What is needed – Identify each line below containing the string "substructures" and copy it.

Extracted records:
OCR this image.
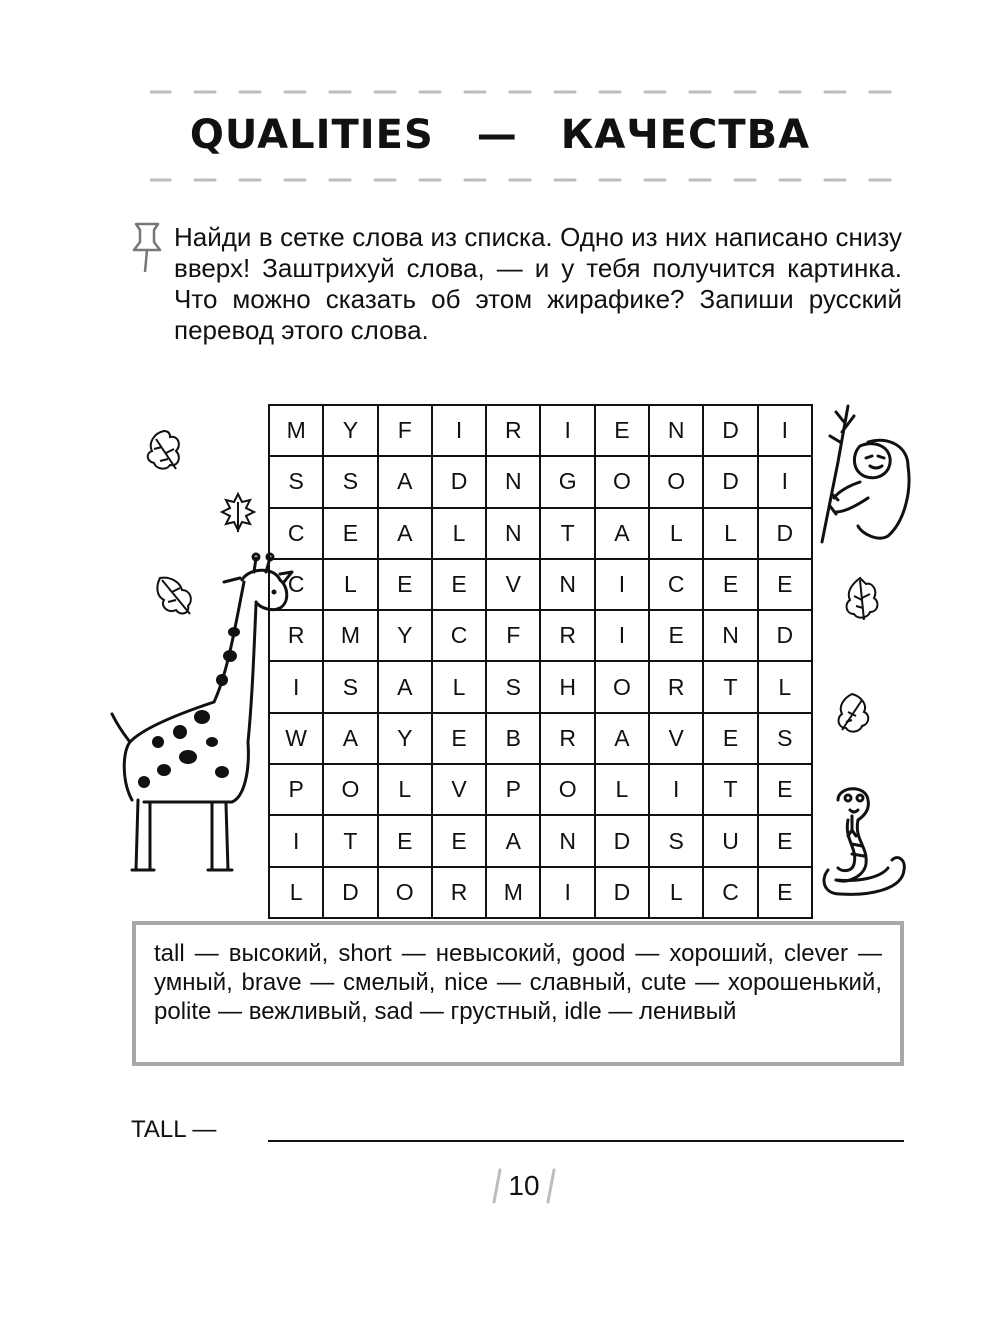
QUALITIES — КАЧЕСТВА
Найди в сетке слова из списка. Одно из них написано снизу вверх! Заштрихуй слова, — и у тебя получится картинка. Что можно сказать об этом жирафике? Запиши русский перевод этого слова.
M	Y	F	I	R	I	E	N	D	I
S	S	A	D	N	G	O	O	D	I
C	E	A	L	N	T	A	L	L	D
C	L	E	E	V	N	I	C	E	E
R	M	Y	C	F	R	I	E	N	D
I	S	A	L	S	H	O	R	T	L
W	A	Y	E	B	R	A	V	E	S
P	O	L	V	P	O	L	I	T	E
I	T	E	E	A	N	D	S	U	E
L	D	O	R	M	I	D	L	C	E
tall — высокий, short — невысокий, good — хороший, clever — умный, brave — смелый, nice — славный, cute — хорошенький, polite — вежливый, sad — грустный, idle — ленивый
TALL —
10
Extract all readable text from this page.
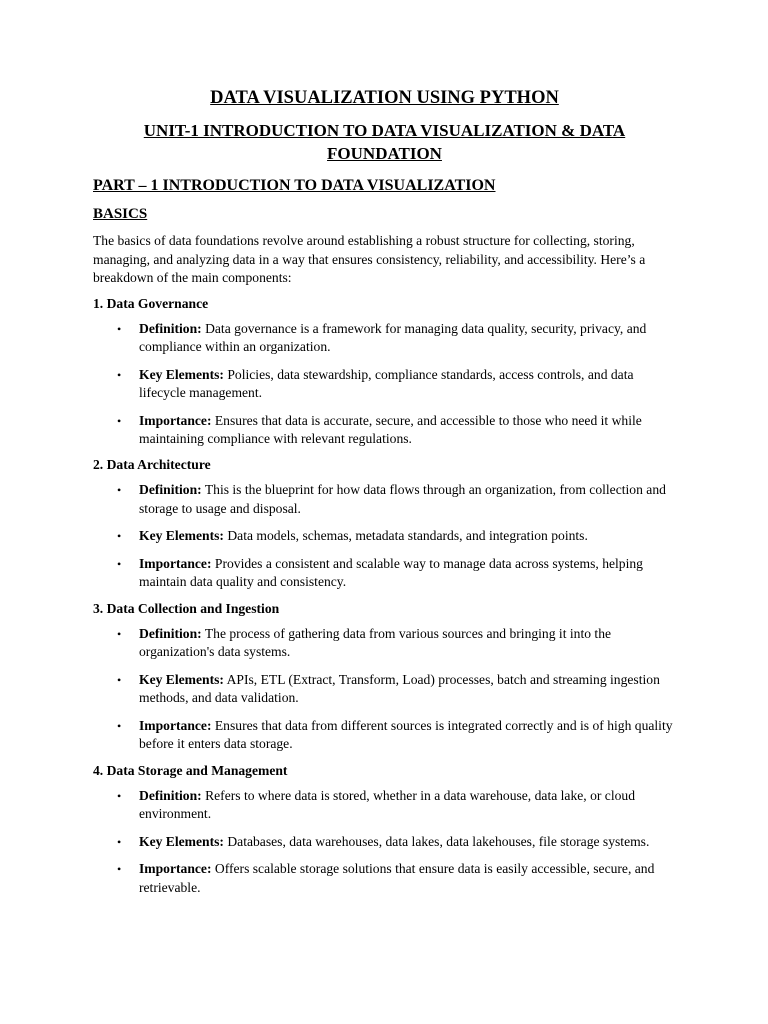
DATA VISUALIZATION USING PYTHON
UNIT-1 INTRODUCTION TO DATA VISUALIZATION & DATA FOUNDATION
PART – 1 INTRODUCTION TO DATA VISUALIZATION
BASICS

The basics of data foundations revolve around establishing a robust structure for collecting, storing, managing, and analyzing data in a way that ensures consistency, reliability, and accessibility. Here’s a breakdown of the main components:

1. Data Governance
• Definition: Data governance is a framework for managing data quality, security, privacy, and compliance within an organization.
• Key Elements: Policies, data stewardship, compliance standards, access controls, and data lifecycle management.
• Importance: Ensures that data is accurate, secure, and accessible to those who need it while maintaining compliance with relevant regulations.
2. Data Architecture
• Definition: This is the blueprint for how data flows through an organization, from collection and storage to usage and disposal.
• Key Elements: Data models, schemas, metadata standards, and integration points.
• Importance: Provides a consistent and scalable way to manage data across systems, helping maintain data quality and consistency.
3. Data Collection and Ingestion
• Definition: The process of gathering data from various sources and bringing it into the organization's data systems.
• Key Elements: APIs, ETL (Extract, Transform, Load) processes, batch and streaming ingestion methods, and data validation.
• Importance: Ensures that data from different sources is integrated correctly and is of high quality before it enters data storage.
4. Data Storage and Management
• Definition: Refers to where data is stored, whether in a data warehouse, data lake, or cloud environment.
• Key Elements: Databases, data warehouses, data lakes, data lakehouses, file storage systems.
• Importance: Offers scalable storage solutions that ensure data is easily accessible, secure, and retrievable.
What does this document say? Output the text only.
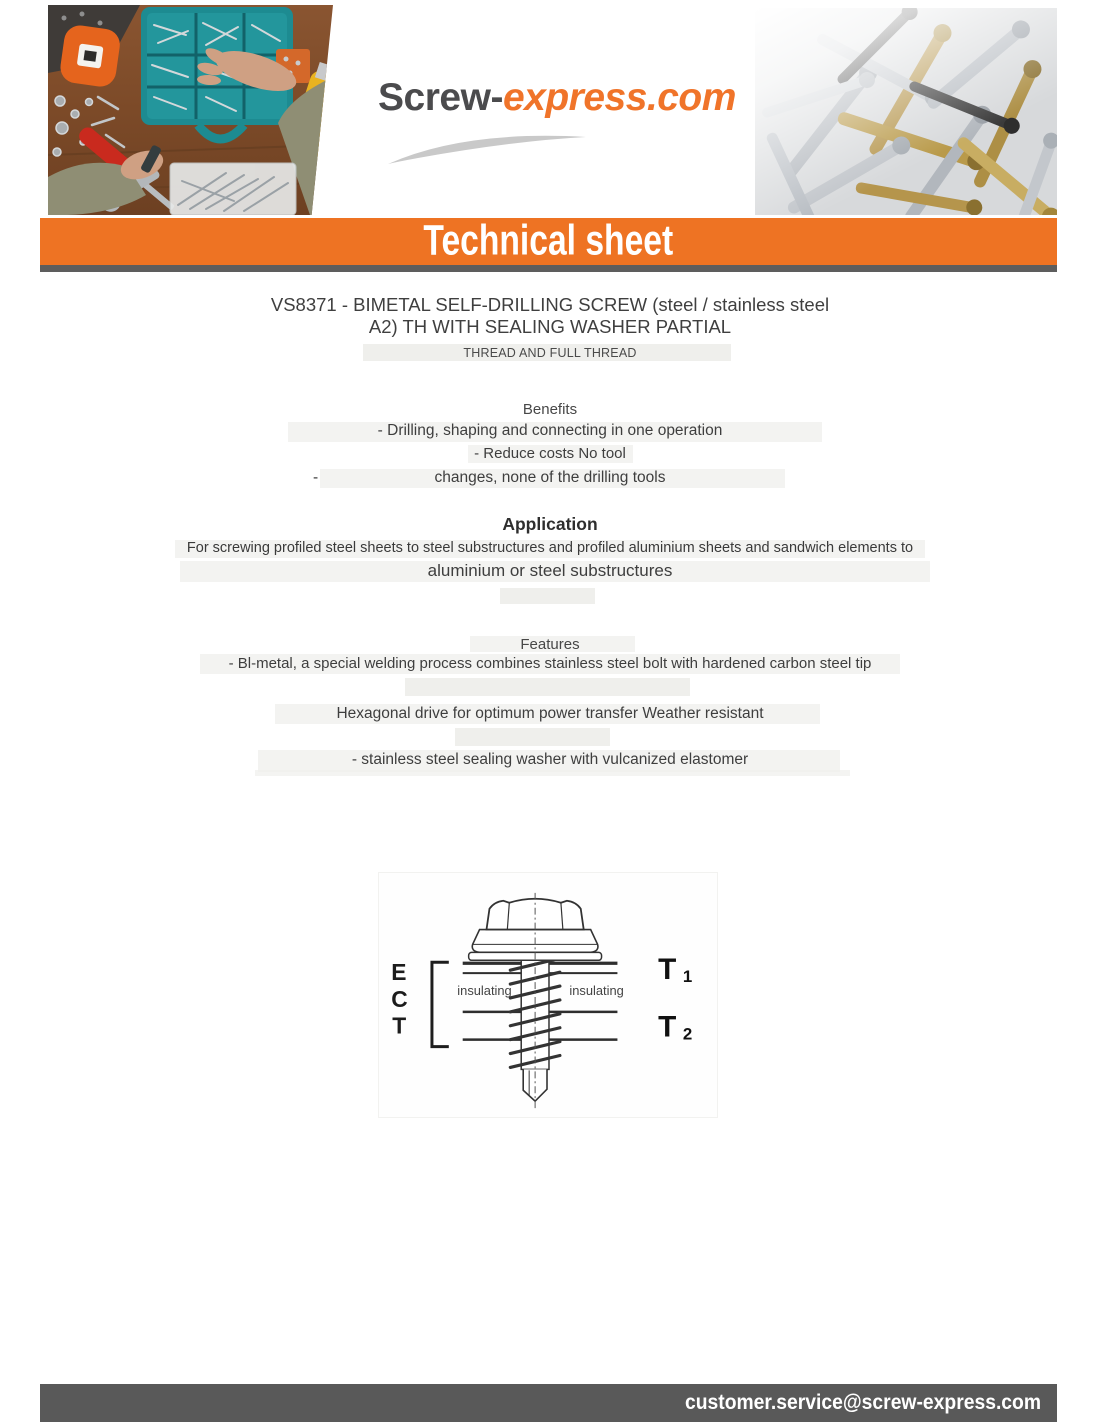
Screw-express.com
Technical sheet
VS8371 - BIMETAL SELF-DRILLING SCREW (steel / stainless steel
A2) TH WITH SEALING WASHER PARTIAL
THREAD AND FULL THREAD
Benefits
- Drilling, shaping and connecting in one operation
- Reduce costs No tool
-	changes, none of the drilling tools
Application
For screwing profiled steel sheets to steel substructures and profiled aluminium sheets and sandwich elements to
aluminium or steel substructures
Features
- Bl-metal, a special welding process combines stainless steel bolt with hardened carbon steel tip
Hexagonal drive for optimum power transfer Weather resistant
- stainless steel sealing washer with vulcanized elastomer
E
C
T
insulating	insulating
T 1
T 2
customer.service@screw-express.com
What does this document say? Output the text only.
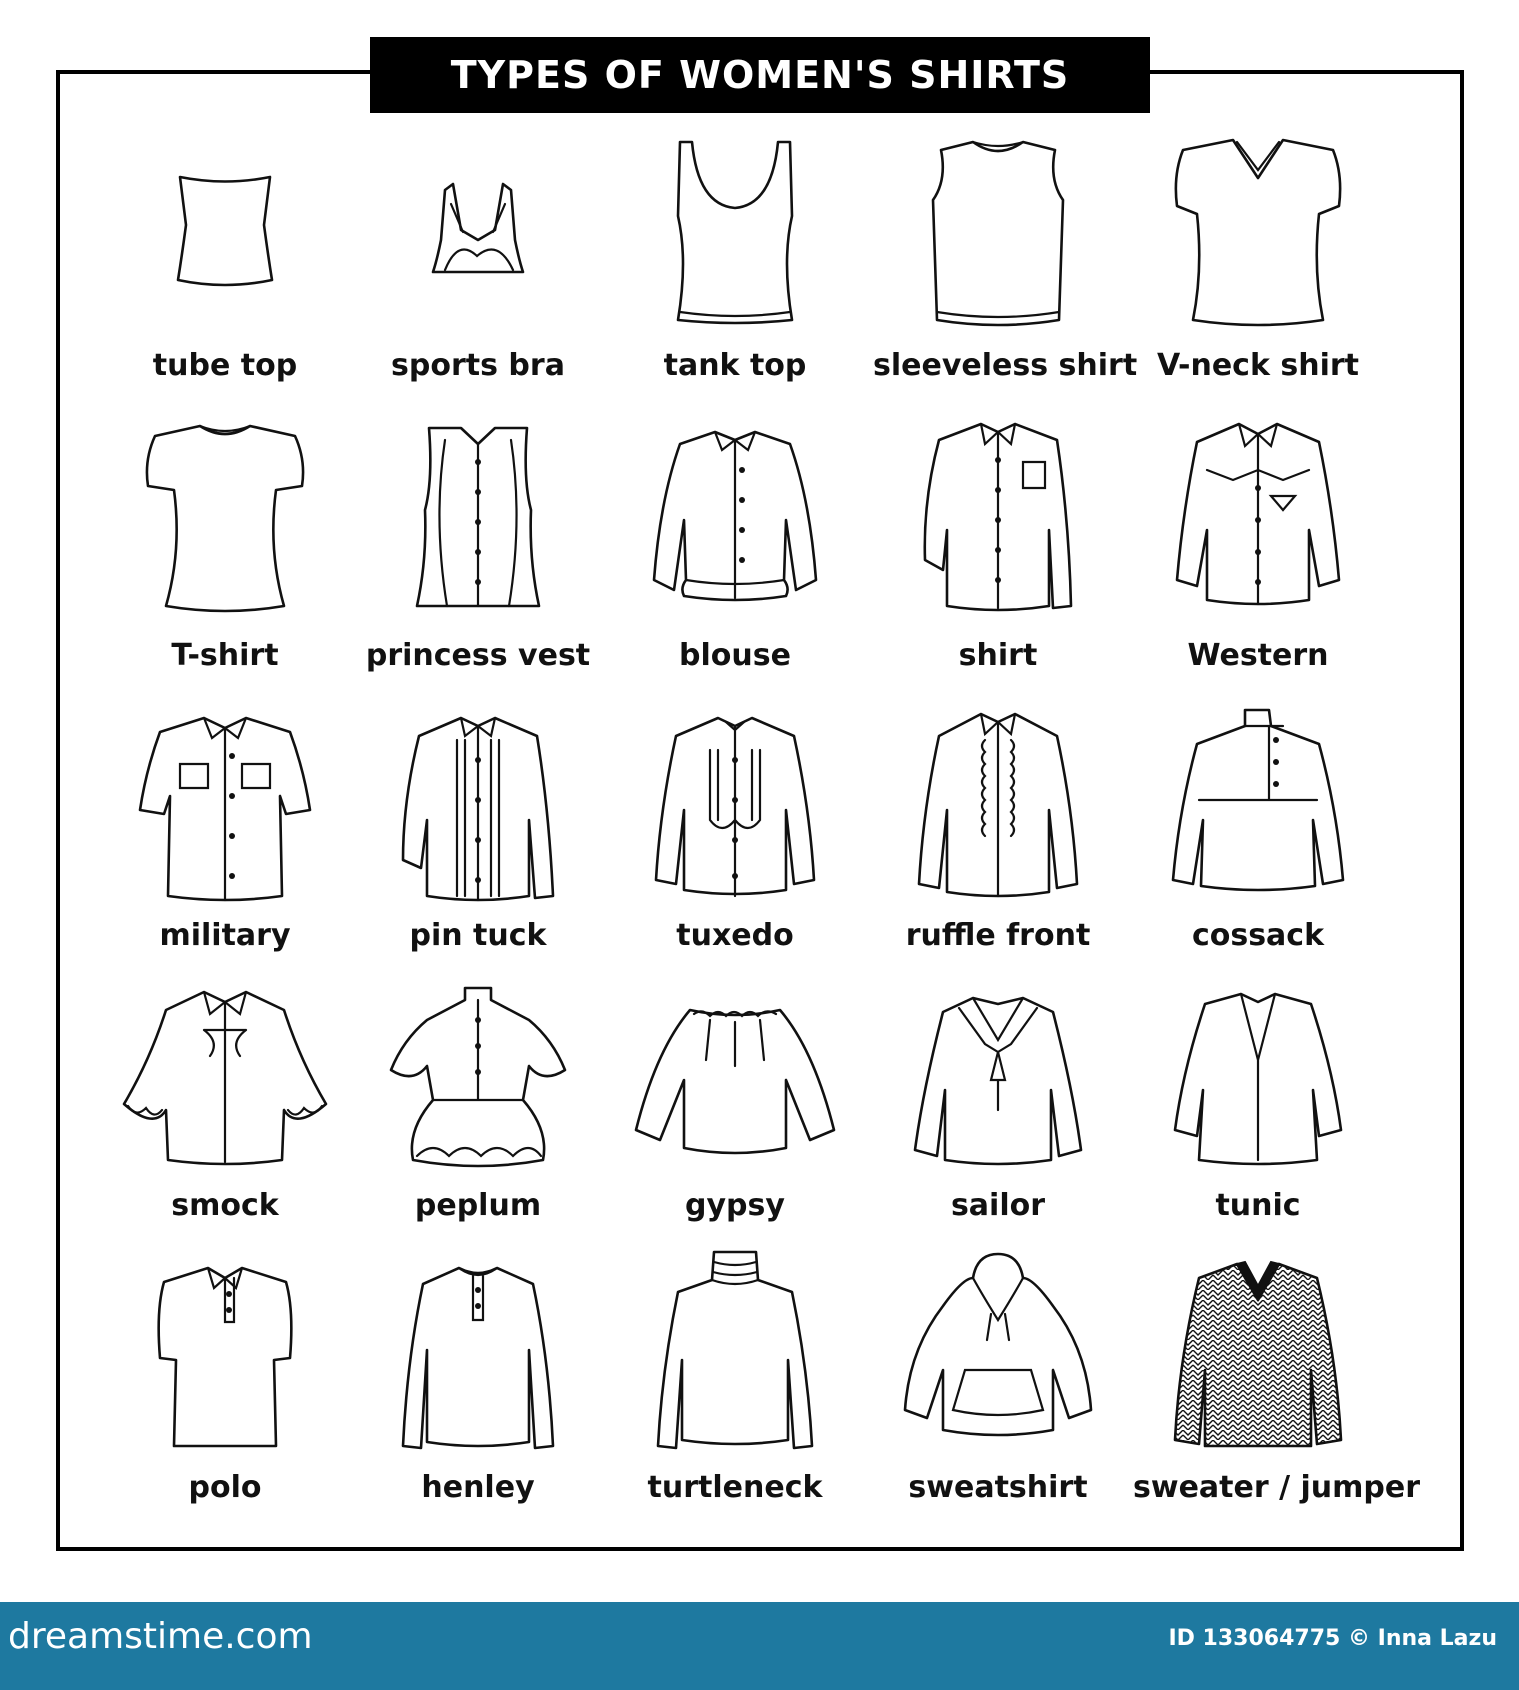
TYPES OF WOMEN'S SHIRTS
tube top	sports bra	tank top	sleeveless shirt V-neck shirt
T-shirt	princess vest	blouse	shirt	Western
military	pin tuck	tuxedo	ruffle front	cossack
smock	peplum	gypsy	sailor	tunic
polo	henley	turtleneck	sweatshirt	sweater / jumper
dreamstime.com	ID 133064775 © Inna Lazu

Reply to the task –
For screwing profiled steel sheets to steel substructures and profiled aluminium sheets and sandwich elements to
aluminium or steel substructures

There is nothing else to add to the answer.